Written task
Only the number is wanted: how many lines contain the word "this"?

Records provided

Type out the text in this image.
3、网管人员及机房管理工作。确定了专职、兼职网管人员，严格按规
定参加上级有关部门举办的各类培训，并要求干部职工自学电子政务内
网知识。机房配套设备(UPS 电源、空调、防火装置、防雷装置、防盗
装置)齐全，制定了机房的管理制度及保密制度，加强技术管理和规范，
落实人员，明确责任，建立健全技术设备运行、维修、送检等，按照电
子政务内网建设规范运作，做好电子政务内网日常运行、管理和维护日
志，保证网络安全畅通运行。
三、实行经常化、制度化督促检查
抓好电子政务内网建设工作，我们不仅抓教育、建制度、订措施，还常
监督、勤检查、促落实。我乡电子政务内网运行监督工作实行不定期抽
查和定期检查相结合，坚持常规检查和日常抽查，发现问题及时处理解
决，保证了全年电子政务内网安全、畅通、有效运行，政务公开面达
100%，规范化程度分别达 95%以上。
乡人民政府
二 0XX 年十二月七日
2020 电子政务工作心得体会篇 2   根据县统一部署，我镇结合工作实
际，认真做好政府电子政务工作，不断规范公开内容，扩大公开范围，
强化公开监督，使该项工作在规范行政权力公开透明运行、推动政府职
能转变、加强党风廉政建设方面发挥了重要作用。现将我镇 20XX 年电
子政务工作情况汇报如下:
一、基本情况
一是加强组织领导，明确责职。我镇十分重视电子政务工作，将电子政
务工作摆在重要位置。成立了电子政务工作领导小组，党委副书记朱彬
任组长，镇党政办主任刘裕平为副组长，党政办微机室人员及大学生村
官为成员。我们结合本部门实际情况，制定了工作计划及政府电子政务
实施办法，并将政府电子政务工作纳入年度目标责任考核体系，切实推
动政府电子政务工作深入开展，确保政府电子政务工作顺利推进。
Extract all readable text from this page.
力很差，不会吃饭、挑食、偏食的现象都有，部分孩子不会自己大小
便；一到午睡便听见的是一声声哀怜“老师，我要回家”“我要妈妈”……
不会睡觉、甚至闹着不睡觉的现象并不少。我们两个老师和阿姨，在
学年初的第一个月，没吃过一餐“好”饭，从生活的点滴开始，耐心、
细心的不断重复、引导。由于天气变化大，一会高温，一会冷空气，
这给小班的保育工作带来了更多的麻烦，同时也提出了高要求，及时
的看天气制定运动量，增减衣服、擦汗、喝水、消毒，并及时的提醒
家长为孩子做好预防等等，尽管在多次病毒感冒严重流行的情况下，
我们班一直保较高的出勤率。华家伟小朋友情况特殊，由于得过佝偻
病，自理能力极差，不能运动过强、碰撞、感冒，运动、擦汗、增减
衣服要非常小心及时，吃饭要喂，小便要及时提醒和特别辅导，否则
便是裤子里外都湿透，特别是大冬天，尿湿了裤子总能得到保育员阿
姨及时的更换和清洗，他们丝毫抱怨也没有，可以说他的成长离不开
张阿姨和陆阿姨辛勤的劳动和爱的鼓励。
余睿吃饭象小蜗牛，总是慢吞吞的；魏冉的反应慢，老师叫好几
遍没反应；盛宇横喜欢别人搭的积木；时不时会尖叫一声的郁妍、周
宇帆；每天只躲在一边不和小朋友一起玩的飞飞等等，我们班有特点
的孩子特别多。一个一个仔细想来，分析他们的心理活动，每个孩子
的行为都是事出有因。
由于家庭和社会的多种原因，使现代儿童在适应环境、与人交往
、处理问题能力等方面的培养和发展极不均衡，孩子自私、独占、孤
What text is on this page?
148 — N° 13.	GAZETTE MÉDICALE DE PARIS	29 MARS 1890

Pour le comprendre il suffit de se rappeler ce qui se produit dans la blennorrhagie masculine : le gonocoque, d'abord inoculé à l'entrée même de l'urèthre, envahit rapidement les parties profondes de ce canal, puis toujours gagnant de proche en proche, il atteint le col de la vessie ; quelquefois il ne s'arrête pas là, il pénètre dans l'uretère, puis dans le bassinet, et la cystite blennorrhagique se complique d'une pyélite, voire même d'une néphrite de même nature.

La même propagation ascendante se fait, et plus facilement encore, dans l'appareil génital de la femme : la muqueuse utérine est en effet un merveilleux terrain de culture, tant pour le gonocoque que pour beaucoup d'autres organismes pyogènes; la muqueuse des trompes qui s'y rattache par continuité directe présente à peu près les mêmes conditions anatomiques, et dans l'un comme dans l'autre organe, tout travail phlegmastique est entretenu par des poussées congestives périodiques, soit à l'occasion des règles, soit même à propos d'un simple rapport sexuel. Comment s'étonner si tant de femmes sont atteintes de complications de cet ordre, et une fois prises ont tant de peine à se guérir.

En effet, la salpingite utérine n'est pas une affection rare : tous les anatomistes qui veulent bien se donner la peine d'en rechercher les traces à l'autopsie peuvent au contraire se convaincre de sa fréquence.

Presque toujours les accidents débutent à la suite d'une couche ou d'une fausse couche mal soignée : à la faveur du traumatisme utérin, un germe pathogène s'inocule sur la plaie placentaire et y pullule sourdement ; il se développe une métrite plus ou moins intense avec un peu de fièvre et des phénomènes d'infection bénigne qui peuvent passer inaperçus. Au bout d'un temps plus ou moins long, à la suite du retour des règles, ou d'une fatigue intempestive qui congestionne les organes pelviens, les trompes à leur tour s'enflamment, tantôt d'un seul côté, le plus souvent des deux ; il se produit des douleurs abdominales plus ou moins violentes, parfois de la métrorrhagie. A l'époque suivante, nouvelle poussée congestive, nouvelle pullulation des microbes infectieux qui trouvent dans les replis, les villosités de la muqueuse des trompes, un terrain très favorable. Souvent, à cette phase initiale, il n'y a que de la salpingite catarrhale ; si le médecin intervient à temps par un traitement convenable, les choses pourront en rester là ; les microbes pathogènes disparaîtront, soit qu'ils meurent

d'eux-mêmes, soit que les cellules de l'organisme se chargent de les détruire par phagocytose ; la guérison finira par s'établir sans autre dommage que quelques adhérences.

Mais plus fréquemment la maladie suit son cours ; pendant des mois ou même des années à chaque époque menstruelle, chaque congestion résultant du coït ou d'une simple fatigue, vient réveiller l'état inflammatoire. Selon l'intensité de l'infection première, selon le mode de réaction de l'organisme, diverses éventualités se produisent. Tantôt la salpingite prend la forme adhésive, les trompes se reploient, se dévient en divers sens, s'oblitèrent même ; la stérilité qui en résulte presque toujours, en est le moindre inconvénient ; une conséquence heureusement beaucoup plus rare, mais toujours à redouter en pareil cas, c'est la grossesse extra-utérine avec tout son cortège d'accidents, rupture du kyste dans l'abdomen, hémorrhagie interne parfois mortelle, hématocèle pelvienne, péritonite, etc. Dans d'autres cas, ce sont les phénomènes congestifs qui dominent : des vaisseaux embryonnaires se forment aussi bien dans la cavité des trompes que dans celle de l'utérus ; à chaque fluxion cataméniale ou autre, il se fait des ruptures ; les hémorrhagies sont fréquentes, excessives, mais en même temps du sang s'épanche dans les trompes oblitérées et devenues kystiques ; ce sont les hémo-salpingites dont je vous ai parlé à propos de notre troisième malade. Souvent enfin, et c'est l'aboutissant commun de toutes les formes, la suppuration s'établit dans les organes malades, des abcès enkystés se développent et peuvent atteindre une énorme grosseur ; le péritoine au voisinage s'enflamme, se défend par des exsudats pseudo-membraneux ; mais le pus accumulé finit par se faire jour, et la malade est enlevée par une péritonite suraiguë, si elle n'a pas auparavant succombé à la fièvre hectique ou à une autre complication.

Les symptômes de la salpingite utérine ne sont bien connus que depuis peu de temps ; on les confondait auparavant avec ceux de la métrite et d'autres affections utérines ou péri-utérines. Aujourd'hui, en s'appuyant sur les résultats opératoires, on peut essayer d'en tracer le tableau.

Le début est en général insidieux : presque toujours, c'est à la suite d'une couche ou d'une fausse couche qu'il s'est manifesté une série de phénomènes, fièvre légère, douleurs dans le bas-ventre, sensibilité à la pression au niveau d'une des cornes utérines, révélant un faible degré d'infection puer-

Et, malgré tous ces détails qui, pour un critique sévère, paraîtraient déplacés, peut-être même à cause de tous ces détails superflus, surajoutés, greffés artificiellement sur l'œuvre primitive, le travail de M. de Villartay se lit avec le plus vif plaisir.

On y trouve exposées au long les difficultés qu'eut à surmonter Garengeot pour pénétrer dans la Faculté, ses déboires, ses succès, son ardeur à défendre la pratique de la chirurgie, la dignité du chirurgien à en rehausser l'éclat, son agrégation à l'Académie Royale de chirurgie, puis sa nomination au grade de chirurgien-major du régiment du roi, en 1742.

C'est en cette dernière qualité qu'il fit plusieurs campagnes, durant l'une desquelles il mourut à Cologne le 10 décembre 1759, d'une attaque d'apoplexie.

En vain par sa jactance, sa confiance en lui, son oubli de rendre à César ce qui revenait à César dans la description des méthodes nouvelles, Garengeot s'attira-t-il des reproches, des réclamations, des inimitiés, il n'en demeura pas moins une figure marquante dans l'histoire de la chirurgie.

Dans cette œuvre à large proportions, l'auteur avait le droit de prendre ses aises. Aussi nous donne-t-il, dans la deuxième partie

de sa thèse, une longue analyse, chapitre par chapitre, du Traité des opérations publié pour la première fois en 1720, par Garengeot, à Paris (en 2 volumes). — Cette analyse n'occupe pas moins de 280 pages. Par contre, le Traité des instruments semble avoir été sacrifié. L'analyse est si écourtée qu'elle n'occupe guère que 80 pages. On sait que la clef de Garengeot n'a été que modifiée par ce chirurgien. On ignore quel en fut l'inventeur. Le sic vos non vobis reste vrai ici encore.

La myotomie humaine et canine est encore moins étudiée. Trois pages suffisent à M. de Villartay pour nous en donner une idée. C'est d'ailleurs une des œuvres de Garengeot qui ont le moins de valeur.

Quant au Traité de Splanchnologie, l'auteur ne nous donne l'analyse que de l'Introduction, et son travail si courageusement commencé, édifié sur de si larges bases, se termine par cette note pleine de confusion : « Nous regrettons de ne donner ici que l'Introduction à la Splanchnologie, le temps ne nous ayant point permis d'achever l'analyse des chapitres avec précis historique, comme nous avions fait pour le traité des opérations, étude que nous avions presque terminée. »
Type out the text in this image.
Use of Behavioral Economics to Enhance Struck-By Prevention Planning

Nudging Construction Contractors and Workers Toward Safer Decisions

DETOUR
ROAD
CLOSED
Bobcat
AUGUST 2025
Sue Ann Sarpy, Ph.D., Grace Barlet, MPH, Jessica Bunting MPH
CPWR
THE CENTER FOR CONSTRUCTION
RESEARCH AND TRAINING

Expected output
4